+++ SELECTED TEXT +++

The conclusion is that 1) fs must be at least twice the frequency limit of the human auditory system (20 kHz) to be able to reproduce an accurate audio signal, and 2) the bandwidth of the audio signal must be less than half of fs . The second conclusion is called the Nyquist-Shannon sampling theorem(*5O).

The first conclusion leads to the system design parameter of selecting a sample frequency of at least 40 kHz to allow an accurate representation of signals up to the hearing limit of 20 kHz. But the second conclusion makes it very difficult to do so, because most audio signals that come into a digital audio system - eg. the output of a microphone - possess frequency components above 20 kHz. With a sampling frequency of 40 kHz, the frequencies above 20 kHz must be attenuated by an analogue anti aliasing (low pass) filter with a brickwall slope to prevent them from entering the audible hearing range.

In the analogue world, its impossible to design a brickwall filter with infinitive roll-off. The solution is to select a slightly higher sampling frequency to allow a less steep roll-off of the low pass filter. But still, a high roll-off slope creates phase shifts in the high frequency range - so to ensure phase linearity in the analogue anti aliasing filter, the sampling rate should be as high as possible. With the conception of the CD standard, Philips and Sony settled on a 44.1 kHz sampling rate as the optimal compromise between analogue filter design and CD storage capacity - leaving only 2 kHz for the roll-off, so the analogue filters on the first CD players where very tight designs. For broadcast and live applications, 48 kHz became the standard, allowing for slightly less tight anti aliasing filter designs. Some years later, with the availability of faster digital processing, the sampling rate could be set to a much higher level to allow much simpler analogue filters to be used - the processing to prevent aliasing could then be performed in the digital domain. This concept is called ‘oversampling’, now used by virtually all manufacturers of A/D and D/A converters(*5P).

All professional digital audio systems on the market today are capable of using a sample rate of at least 44.1 kHz with oversampling A/D and D/A converters, ensuring accurate full bandwidth conversion and processing of audio signals.

+++ RECORDS +++

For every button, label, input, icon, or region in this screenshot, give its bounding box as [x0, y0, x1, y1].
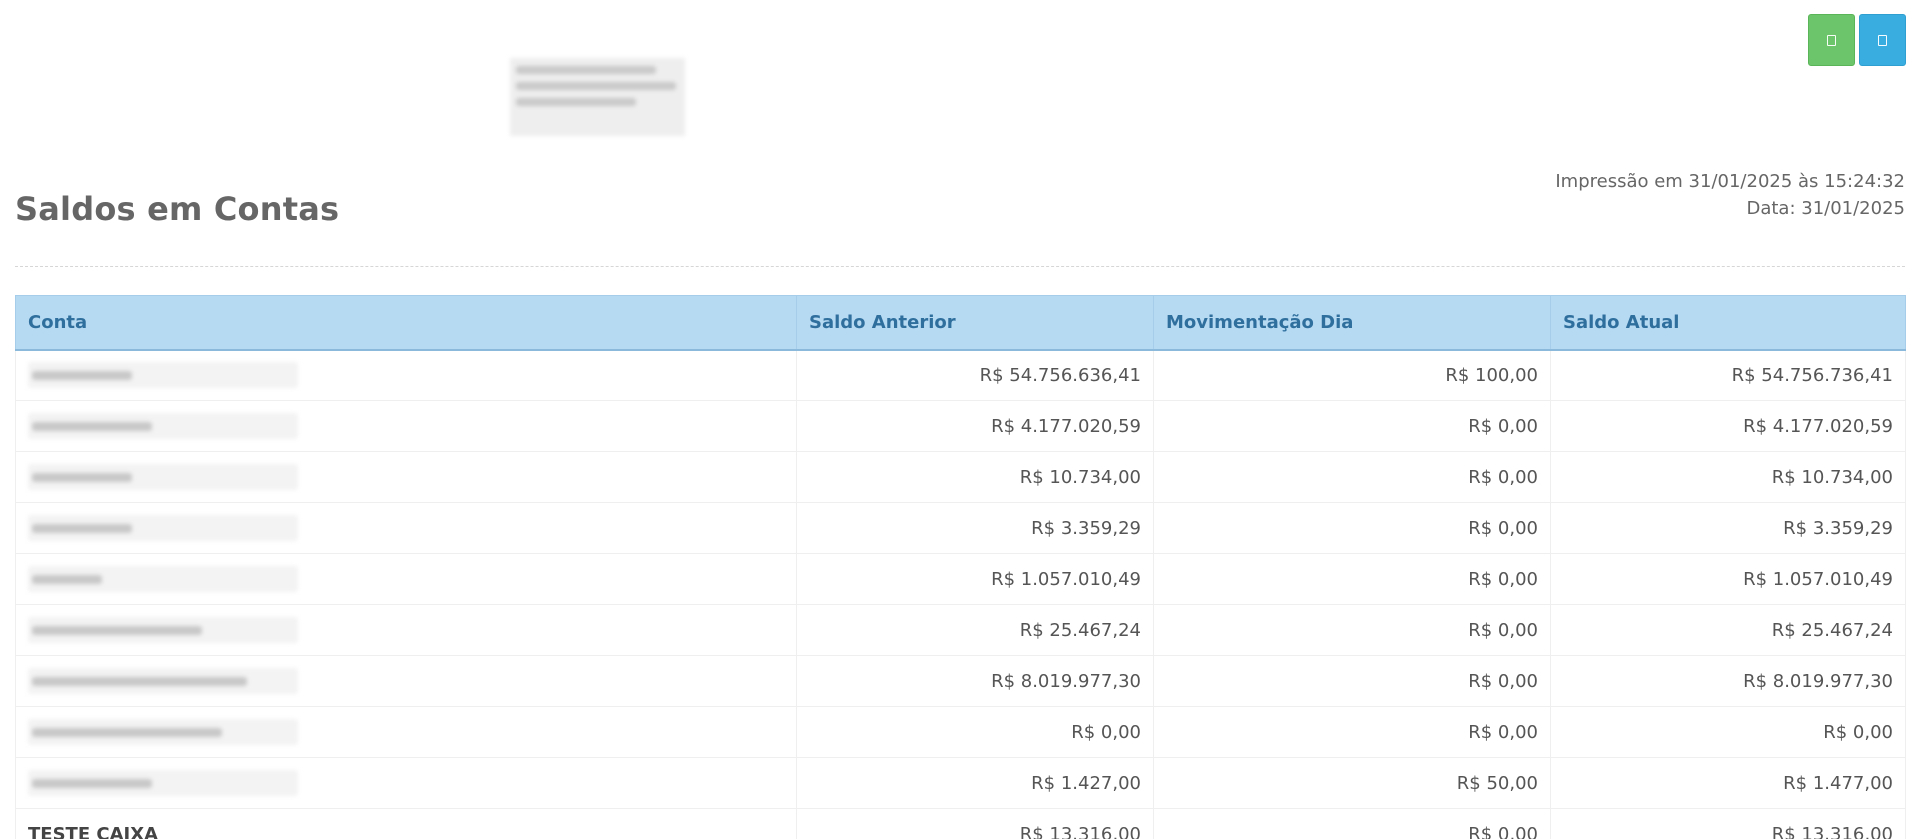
account-name-blurred [15, 451, 797, 503]
movimentacao-cell: R$ 50,00 [1153, 757, 1551, 809]
export-icon [1878, 34, 1887, 46]
balances-table: Conta Saldo Anterior Movimentação Dia Sa… [15, 295, 1906, 839]
account-name-blurred [15, 349, 797, 401]
page-title: Saldos em Contas [15, 190, 340, 228]
printed-at: Impressão em 31/01/2025 às 15:24:32 [1555, 171, 1905, 192]
saldo-anterior-cell: R$ 13.316,00 [796, 808, 1154, 839]
table-row[interactable]: R$ 1.057.010,49 R$ 0,00 R$ 1.057.010,49 [15, 553, 1906, 605]
saldo-anterior-cell: R$ 0,00 [796, 706, 1154, 758]
saldo-atual-cell: R$ 25.467,24 [1550, 604, 1906, 656]
export-button[interactable] [1859, 14, 1906, 66]
column-header-conta[interactable]: Conta [15, 295, 797, 351]
movimentacao-cell: R$ 0,00 [1153, 706, 1551, 758]
saldo-atual-cell: R$ 1.057.010,49 [1550, 553, 1906, 605]
table-row[interactable]: R$ 10.734,00 R$ 0,00 R$ 10.734,00 [15, 451, 1906, 503]
saldo-atual-cell: R$ 3.359,29 [1550, 502, 1906, 554]
account-name-blurred [15, 400, 797, 452]
saldo-anterior-cell: R$ 1.057.010,49 [796, 553, 1154, 605]
company-logo-blurred [510, 58, 685, 136]
saldo-atual-cell: R$ 54.756.736,41 [1550, 349, 1906, 401]
saldo-anterior-cell: R$ 3.359,29 [796, 502, 1154, 554]
saldo-atual-cell: R$ 10.734,00 [1550, 451, 1906, 503]
table-row[interactable]: TESTE CAIXA R$ 13.316,00 R$ 0,00 R$ 13.3… [15, 808, 1906, 839]
saldo-anterior-cell: R$ 10.734,00 [796, 451, 1154, 503]
saldo-anterior-cell: R$ 8.019.977,30 [796, 655, 1154, 707]
column-header-saldo-atual[interactable]: Saldo Atual [1550, 295, 1906, 351]
account-name: TESTE CAIXA [15, 808, 797, 839]
movimentacao-cell: R$ 0,00 [1153, 604, 1551, 656]
table-row[interactable]: R$ 54.756.636,41 R$ 100,00 R$ 54.756.736… [15, 349, 1906, 401]
table-header-row: Conta Saldo Anterior Movimentação Dia Sa… [15, 295, 1906, 351]
column-header-movimentacao-dia[interactable]: Movimentação Dia [1153, 295, 1551, 351]
saldo-anterior-cell: R$ 54.756.636,41 [796, 349, 1154, 401]
saldo-anterior-cell: R$ 1.427,00 [796, 757, 1154, 809]
account-name-blurred [15, 655, 797, 707]
saldo-atual-cell: R$ 4.177.020,59 [1550, 400, 1906, 452]
table-row[interactable]: R$ 8.019.977,30 R$ 0,00 R$ 8.019.977,30 [15, 655, 1906, 707]
saldo-atual-cell: R$ 13.316,00 [1550, 808, 1906, 839]
account-name-blurred [15, 502, 797, 554]
saldo-anterior-cell: R$ 4.177.020,59 [796, 400, 1154, 452]
account-name-blurred [15, 706, 797, 758]
movimentacao-cell: R$ 0,00 [1153, 400, 1551, 452]
toolbar [1808, 14, 1906, 66]
account-name-blurred [15, 604, 797, 656]
table-row[interactable]: R$ 3.359,29 R$ 0,00 R$ 3.359,29 [15, 502, 1906, 554]
saldo-atual-cell: R$ 1.477,00 [1550, 757, 1906, 809]
table-row[interactable]: R$ 1.427,00 R$ 50,00 R$ 1.477,00 [15, 757, 1906, 809]
movimentacao-cell: R$ 0,00 [1153, 451, 1551, 503]
account-name-blurred [15, 553, 797, 605]
account-name-blurred [15, 757, 797, 809]
print-icon [1827, 34, 1836, 46]
movimentacao-cell: R$ 0,00 [1153, 655, 1551, 707]
saldo-atual-cell: R$ 0,00 [1550, 706, 1906, 758]
table-row[interactable]: R$ 4.177.020,59 R$ 0,00 R$ 4.177.020,59 [15, 400, 1906, 452]
movimentacao-cell: R$ 100,00 [1153, 349, 1551, 401]
divider [15, 266, 1905, 267]
table-row[interactable]: R$ 25.467,24 R$ 0,00 R$ 25.467,24 [15, 604, 1906, 656]
saldo-atual-cell: R$ 8.019.977,30 [1550, 655, 1906, 707]
movimentacao-cell: R$ 0,00 [1153, 553, 1551, 605]
movimentacao-cell: R$ 0,00 [1153, 502, 1551, 554]
movimentacao-cell: R$ 0,00 [1153, 808, 1551, 839]
report-meta: Impressão em 31/01/2025 às 15:24:32 Data… [1555, 168, 1905, 222]
table-row[interactable]: R$ 0,00 R$ 0,00 R$ 0,00 [15, 706, 1906, 758]
print-button[interactable] [1808, 14, 1855, 66]
saldo-anterior-cell: R$ 25.467,24 [796, 604, 1154, 656]
report-date: Data: 31/01/2025 [1746, 198, 1905, 219]
column-header-saldo-anterior[interactable]: Saldo Anterior [796, 295, 1154, 351]
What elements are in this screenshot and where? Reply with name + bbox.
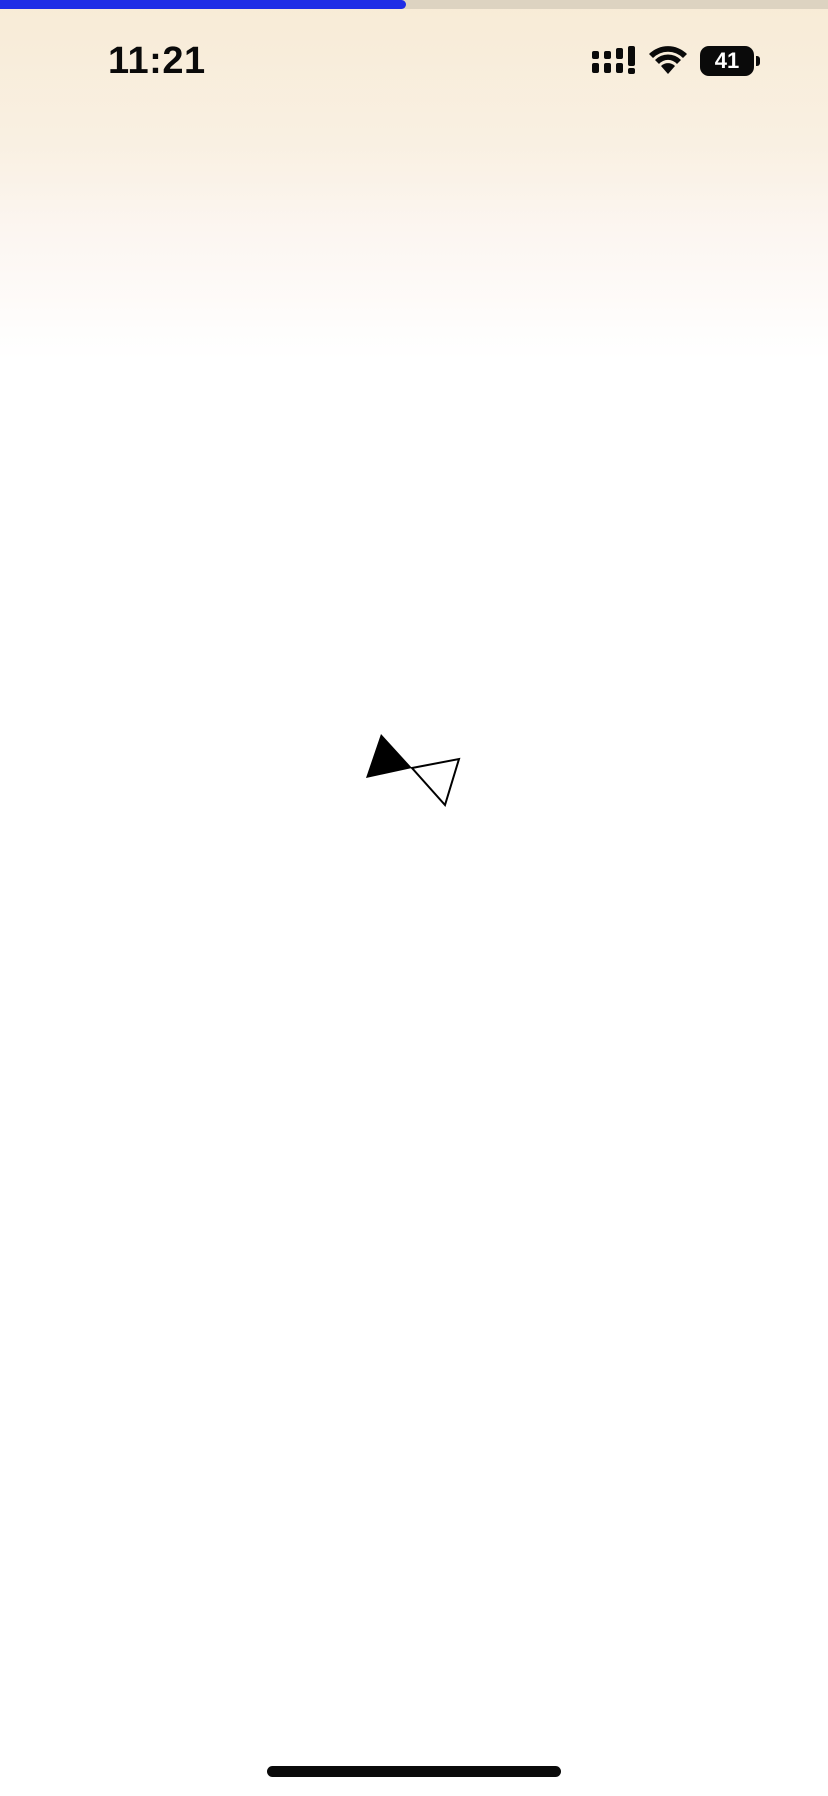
battery-cap: [756, 56, 760, 66]
battery-level: 41: [700, 46, 754, 76]
signal-icon: [592, 46, 635, 74]
app-screen: 11:21 41: [0, 0, 828, 1796]
battery-icon: 41: [700, 46, 762, 76]
status-time: 11:21: [108, 40, 206, 82]
bowtie-loading-icon: [366, 734, 461, 807]
wifi-icon: [649, 46, 687, 74]
loading-progress-bar: [0, 0, 828, 9]
bowtie-outline-triangle: [410, 757, 461, 807]
bowtie-filled-triangle: [366, 734, 412, 778]
progress-fill: [0, 0, 406, 9]
status-bar: 11:21 41: [0, 30, 828, 94]
home-indicator[interactable]: [267, 1766, 561, 1777]
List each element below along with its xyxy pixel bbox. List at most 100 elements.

+++

[DIRECTIONS]
**A)** In the passage on audio sampling rates, give the part starting with "All professional digital" and going on through "of audio signals." again, swapping "professional" for "commercial".
**B)** List every sampling rate that the passage on audio sampling rates gives as a figure in kHz.
**C)** Write what follows the last sentence of the passage on audio sampling rates.

[ANSWER SET]
**A)**
All commercial digital audio systems on the market today are capable of using a sample rate of at least 44.1 kHz with oversampling A/D and D/A converters, ensuring accurate full bandwidth conversion and processing of audio signals.

**B)** 40 kHz, 44.1 kHz, 48 kHz

**C)**
5.4 Timing issues

Signal propagation through cables happens at close to light speed - 299.792.458 meters per second(*5Q). The speed is limited by the cable’s insulation - an unshielded cable will transfer audio signals at approximately 96% of the light speed, a coaxial cable at appr. 66%. Because of this limitation, a 100 meter coaxial cable will induce approximately 0,5 microseconds delay. Semiconductors also induce delays - a 74HC4053 analogue switch (an integrated circuit used in many remote-controlled head amps) typically adds 4 nanoseconds delay to the signal path(*5R).

Analogue signal distribution and processing circuits operate with this limitation - which normally does not affect audio quality unless for example the cabling spans more than 1,8 kilometers, lifting the delay above the 6 microseconds hearing limit.

Digital systems however operate at much lower speeds because signals are chopped in samples and then distributed and processed sample-by-sample - which requires a multiple of the sample time involved. For digital audio systems with a 48kHz sampling rate, the sample time is 20.8 microseconds - well above the 6 microseconds hearing limit. Where dynamic range and frequency range of digital audio systems have developed to span almost outside the reach of the human auditory system, time performance is a bottleneck that can not be solved. Instead, system designers and operators will have to study the time performance of their digital systems in detail, and take countermeasures to limit the consequences for audio quality as much as they can for every individual system design.

With analogue systems, engineers only had to concern themselves with the acoustic timing issues of microphone and speaker placement. With the introduction of digital (networked) audio systems, this task is expanded with the concern for digital timing or latency. The acoustic and digital timing issues basically cause the same effects, requiring a combined approach to achieve a high audio quality.

The following issues concerning time performance of digital audio systems will be covered in the following chapters:

table 501: timing issues in digital systems

issue

typical delay (48kHz)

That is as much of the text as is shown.